■ **Exercise material**
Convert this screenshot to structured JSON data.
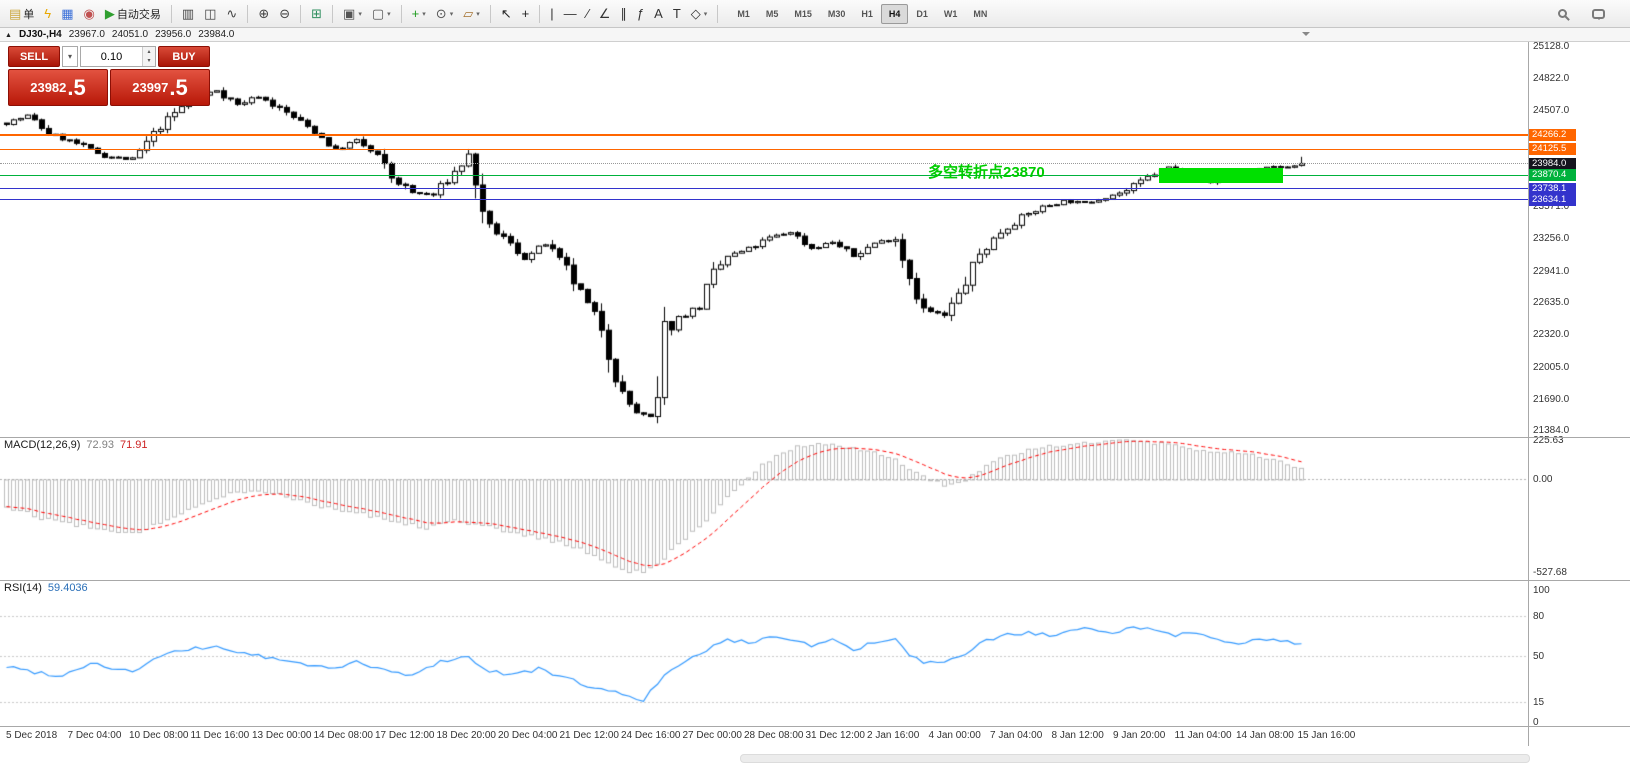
{
  "toolbar": {
    "items": [
      {
        "name": "new-order-button",
        "glyph": "▤",
        "color": "#caa53a",
        "label": "单"
      },
      {
        "name": "quick-trade-icon",
        "glyph": "ϟ",
        "color": "#e8a800"
      },
      {
        "name": "market-watch-icon",
        "glyph": "▦",
        "color": "#3a6fd8"
      },
      {
        "name": "community-icon",
        "glyph": "◉",
        "color": "#c05050"
      },
      {
        "name": "auto-trading-button",
        "glyph": "▶",
        "color": "#2f9e2f",
        "label": "自动交易"
      },
      {
        "kind": "sep"
      },
      {
        "name": "bar-chart-icon",
        "glyph": "▥",
        "color": "#444444"
      },
      {
        "name": "candlestick-chart-icon",
        "glyph": "◫",
        "color": "#444444"
      },
      {
        "name": "line-chart-icon",
        "glyph": "∿",
        "color": "#444444"
      },
      {
        "kind": "sep"
      },
      {
        "name": "zoom-in-icon",
        "glyph": "⊕",
        "color": "#444444"
      },
      {
        "name": "zoom-out-icon",
        "glyph": "⊖",
        "color": "#444444"
      },
      {
        "kind": "sep"
      },
      {
        "name": "tile-windows-icon",
        "glyph": "⊞",
        "color": "#2f8f5f"
      },
      {
        "kind": "sep"
      },
      {
        "name": "new-chart-icon",
        "glyph": "▣",
        "color": "#555555",
        "dropdown": true
      },
      {
        "name": "profiles-icon",
        "glyph": "▢",
        "color": "#555555",
        "dropdown": true
      },
      {
        "kind": "sep"
      },
      {
        "name": "indicators-icon",
        "glyph": "+",
        "color": "#1f9b1f",
        "dropdown": true
      },
      {
        "name": "periods-icon",
        "glyph": "⊙",
        "color": "#555555",
        "dropdown": true
      },
      {
        "name": "templates-icon",
        "glyph": "▱",
        "color": "#a5722f",
        "dropdown": true
      },
      {
        "kind": "sep"
      },
      {
        "name": "cursor-icon",
        "glyph": "↖",
        "color": "#222222"
      },
      {
        "name": "crosshair-icon",
        "glyph": "+",
        "color": "#222222"
      },
      {
        "kind": "sep"
      },
      {
        "name": "vertical-line-icon",
        "glyph": "|",
        "color": "#333333"
      },
      {
        "name": "horizontal-line-icon",
        "glyph": "—",
        "color": "#333333"
      },
      {
        "name": "trendline-icon",
        "glyph": "∕",
        "color": "#333333"
      },
      {
        "name": "angle-icon",
        "glyph": "∠",
        "color": "#333333"
      },
      {
        "name": "channel-icon",
        "glyph": "∥",
        "color": "#333333"
      },
      {
        "name": "fibonacci-icon",
        "glyph": "ƒ",
        "color": "#333333"
      },
      {
        "name": "text-icon",
        "glyph": "A",
        "color": "#333333"
      },
      {
        "name": "label-icon",
        "glyph": "T",
        "color": "#333333"
      },
      {
        "name": "shapes-icon",
        "glyph": "◇",
        "color": "#333333",
        "dropdown": true
      },
      {
        "kind": "sep"
      }
    ],
    "timeframes": {
      "options": [
        "M1",
        "M5",
        "M15",
        "M30",
        "H1",
        "H4",
        "D1",
        "W1",
        "MN"
      ],
      "active": "H4"
    }
  },
  "chart_header": {
    "symbol": "DJ30-,H4",
    "open": "23967.0",
    "high": "24051.0",
    "low": "23956.0",
    "close": "23984.0"
  },
  "trade_panel": {
    "sell_label": "SELL",
    "buy_label": "BUY",
    "volume": "0.10",
    "sell_price": "23982",
    "sell_pip": ".5",
    "buy_price": "23997",
    "buy_pip": ".5"
  },
  "annotation": {
    "text": "多空转折点23870",
    "color": "#00cc00",
    "bar": 132,
    "price": 23935
  },
  "highlight_box": {
    "bar_start": 165,
    "bar_end": 182,
    "price_top": 23945,
    "price_bottom": 23800,
    "color": "#00e000"
  },
  "levels": [
    {
      "name": "resistance-1",
      "price": 24266.2,
      "label": "24266.2",
      "color": "#ff6600",
      "thickness": 2
    },
    {
      "name": "resistance-2",
      "price": 24125.5,
      "label": "24125.5",
      "color": "#ff6600",
      "thickness": 1
    },
    {
      "name": "bid-price",
      "price": 23984.0,
      "label": "23984.0",
      "style": "dotted",
      "line_color": "#999999",
      "color": "#14141e"
    },
    {
      "name": "pivot-green",
      "price": 23870.4,
      "label": "23870.4",
      "color": "#00b23c",
      "thickness": 1
    },
    {
      "name": "support-1",
      "price": 23738.1,
      "label": "23738.1",
      "color": "#3333cc",
      "thickness": 1
    },
    {
      "name": "support-2",
      "price": 23634.1,
      "label": "23634.1",
      "color": "#3333cc",
      "thickness": 1
    }
  ],
  "price_axis_ticks": [
    "25128.0",
    "24822.0",
    "24507.0",
    "23571.0",
    "23256.0",
    "22941.0",
    "22635.0",
    "22320.0",
    "22005.0",
    "21690.0",
    "21384.0"
  ],
  "macd_panel": {
    "title": "MACD(12,26,9)",
    "value1": "72.93",
    "value2": "71.91",
    "scale": [
      "225.63",
      "0.00",
      "-527.68"
    ]
  },
  "rsi_panel": {
    "title": "RSI(14)",
    "value": "59.4036",
    "scale": [
      "100",
      "80",
      "50",
      "15",
      "0"
    ]
  },
  "time_axis": [
    "5 Dec 2018",
    "7 Dec 04:00",
    "10 Dec 08:00",
    "11 Dec 16:00",
    "13 Dec 00:00",
    "14 Dec 08:00",
    "17 Dec 12:00",
    "18 Dec 20:00",
    "20 Dec 04:00",
    "21 Dec 12:00",
    "24 Dec 16:00",
    "27 Dec 00:00",
    "28 Dec 08:00",
    "31 Dec 12:00",
    "2 Jan 16:00",
    "4 Jan 00:00",
    "7 Jan 04:00",
    "8 Jan 12:00",
    "9 Jan 20:00",
    "11 Jan 04:00",
    "14 Jan 08:00",
    "15 Jan 16:00"
  ],
  "chart_data": [
    {
      "type": "candlestick",
      "title": "DJ30-,H4",
      "x_start": "5 Dec 2018",
      "x_end": "15 Jan 16:00",
      "bar_count": 186,
      "ylim": [
        21320,
        25170
      ],
      "up_color": "#ffffff",
      "down_color": "#000000",
      "outline": "#000000",
      "last_candle": {
        "open": 23967.0,
        "high": 24051.0,
        "low": 23956.0,
        "close": 23984.0
      },
      "price_path_anchors": [
        [
          0,
          24380
        ],
        [
          3,
          24450
        ],
        [
          6,
          24280
        ],
        [
          10,
          24180
        ],
        [
          14,
          24060
        ],
        [
          18,
          24020
        ],
        [
          22,
          24350
        ],
        [
          26,
          24600
        ],
        [
          30,
          24700
        ],
        [
          33,
          24560
        ],
        [
          36,
          24640
        ],
        [
          40,
          24480
        ],
        [
          44,
          24300
        ],
        [
          47,
          24120
        ],
        [
          50,
          24210
        ],
        [
          53,
          24050
        ],
        [
          55,
          23850
        ],
        [
          58,
          23700
        ],
        [
          61,
          23680
        ],
        [
          64,
          23900
        ],
        [
          66,
          24060
        ],
        [
          67,
          23850
        ],
        [
          68,
          23420
        ],
        [
          71,
          23260
        ],
        [
          74,
          23060
        ],
        [
          77,
          23200
        ],
        [
          80,
          22950
        ],
        [
          83,
          22600
        ],
        [
          85,
          22400
        ],
        [
          87,
          21950
        ],
        [
          88,
          21720
        ],
        [
          90,
          21560
        ],
        [
          92,
          21500
        ],
        [
          93,
          21620
        ],
        [
          94,
          22320
        ],
        [
          96,
          22480
        ],
        [
          99,
          22600
        ],
        [
          101,
          22900
        ],
        [
          103,
          23080
        ],
        [
          106,
          23150
        ],
        [
          109,
          23260
        ],
        [
          112,
          23320
        ],
        [
          115,
          23160
        ],
        [
          118,
          23220
        ],
        [
          121,
          23080
        ],
        [
          124,
          23210
        ],
        [
          127,
          23260
        ],
        [
          129,
          22900
        ],
        [
          131,
          22560
        ],
        [
          134,
          22500
        ],
        [
          136,
          22700
        ],
        [
          139,
          23100
        ],
        [
          142,
          23320
        ],
        [
          145,
          23460
        ],
        [
          148,
          23560
        ],
        [
          151,
          23620
        ],
        [
          154,
          23600
        ],
        [
          157,
          23660
        ],
        [
          160,
          23720
        ],
        [
          163,
          23850
        ],
        [
          166,
          23950
        ],
        [
          169,
          23860
        ],
        [
          172,
          23800
        ],
        [
          175,
          23880
        ],
        [
          178,
          23910
        ],
        [
          181,
          23950
        ],
        [
          184,
          23960
        ],
        [
          185,
          23984
        ]
      ]
    },
    {
      "type": "macd",
      "title": "MACD(12,26,9)",
      "ylim": [
        -550,
        225
      ],
      "histogram_color": "#bdbdbd",
      "signal_color": "#ff0000",
      "current": {
        "macd": 72.93,
        "signal": 71.91
      },
      "values_anchors": [
        [
          0,
          -150
        ],
        [
          5,
          -215
        ],
        [
          10,
          -255
        ],
        [
          15,
          -295
        ],
        [
          18,
          -310
        ],
        [
          22,
          -245
        ],
        [
          27,
          -145
        ],
        [
          32,
          -75
        ],
        [
          36,
          -60
        ],
        [
          40,
          -90
        ],
        [
          45,
          -150
        ],
        [
          50,
          -185
        ],
        [
          55,
          -230
        ],
        [
          60,
          -270
        ],
        [
          64,
          -225
        ],
        [
          68,
          -260
        ],
        [
          72,
          -300
        ],
        [
          76,
          -330
        ],
        [
          80,
          -365
        ],
        [
          84,
          -430
        ],
        [
          88,
          -515
        ],
        [
          91,
          -528
        ],
        [
          93,
          -490
        ],
        [
          95,
          -395
        ],
        [
          98,
          -300
        ],
        [
          101,
          -185
        ],
        [
          104,
          -60
        ],
        [
          107,
          55
        ],
        [
          110,
          140
        ],
        [
          113,
          190
        ],
        [
          116,
          205
        ],
        [
          119,
          195
        ],
        [
          122,
          175
        ],
        [
          125,
          148
        ],
        [
          128,
          90
        ],
        [
          131,
          15
        ],
        [
          134,
          -25
        ],
        [
          137,
          5
        ],
        [
          140,
          80
        ],
        [
          143,
          140
        ],
        [
          146,
          172
        ],
        [
          149,
          192
        ],
        [
          152,
          205
        ],
        [
          155,
          216
        ],
        [
          158,
          226
        ],
        [
          161,
          221
        ],
        [
          164,
          210
        ],
        [
          167,
          196
        ],
        [
          170,
          176
        ],
        [
          173,
          161
        ],
        [
          176,
          150
        ],
        [
          179,
          131
        ],
        [
          182,
          101
        ],
        [
          185,
          73
        ]
      ]
    },
    {
      "type": "line",
      "title": "RSI(14)",
      "ylim": [
        0,
        100
      ],
      "levels": [
        80,
        50,
        15
      ],
      "line_color": "#3399ff",
      "current": 59.4036,
      "values_anchors": [
        [
          0,
          42
        ],
        [
          4,
          38
        ],
        [
          8,
          35
        ],
        [
          12,
          45
        ],
        [
          15,
          41
        ],
        [
          18,
          38
        ],
        [
          22,
          50
        ],
        [
          26,
          55
        ],
        [
          30,
          57
        ],
        [
          34,
          52
        ],
        [
          38,
          48
        ],
        [
          42,
          44
        ],
        [
          46,
          41
        ],
        [
          50,
          45
        ],
        [
          54,
          39
        ],
        [
          58,
          35
        ],
        [
          62,
          46
        ],
        [
          66,
          50
        ],
        [
          68,
          40
        ],
        [
          72,
          36
        ],
        [
          76,
          40
        ],
        [
          80,
          33
        ],
        [
          84,
          26
        ],
        [
          88,
          21
        ],
        [
          91,
          17
        ],
        [
          94,
          35
        ],
        [
          97,
          45
        ],
        [
          100,
          55
        ],
        [
          103,
          62
        ],
        [
          106,
          60
        ],
        [
          109,
          65
        ],
        [
          112,
          63
        ],
        [
          115,
          58
        ],
        [
          118,
          62
        ],
        [
          121,
          55
        ],
        [
          124,
          60
        ],
        [
          127,
          62
        ],
        [
          129,
          51
        ],
        [
          131,
          45
        ],
        [
          134,
          44
        ],
        [
          137,
          52
        ],
        [
          140,
          62
        ],
        [
          143,
          66
        ],
        [
          146,
          68
        ],
        [
          149,
          65
        ],
        [
          152,
          68
        ],
        [
          155,
          71
        ],
        [
          158,
          68
        ],
        [
          161,
          72
        ],
        [
          164,
          70
        ],
        [
          167,
          66
        ],
        [
          170,
          68
        ],
        [
          173,
          64
        ],
        [
          176,
          58
        ],
        [
          179,
          63
        ],
        [
          182,
          61
        ],
        [
          185,
          59.4
        ]
      ]
    }
  ]
}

■ **The problem**
For each line in the data above that contains the string "title", extract the line.

■ **Answer to this exercise**
    "title": "MACD(12,26,9)",
    "title": "RSI(14)",
      "title": "DJ30-,H4",
      "title": "MACD(12,26,9)",
      "title": "RSI(14)",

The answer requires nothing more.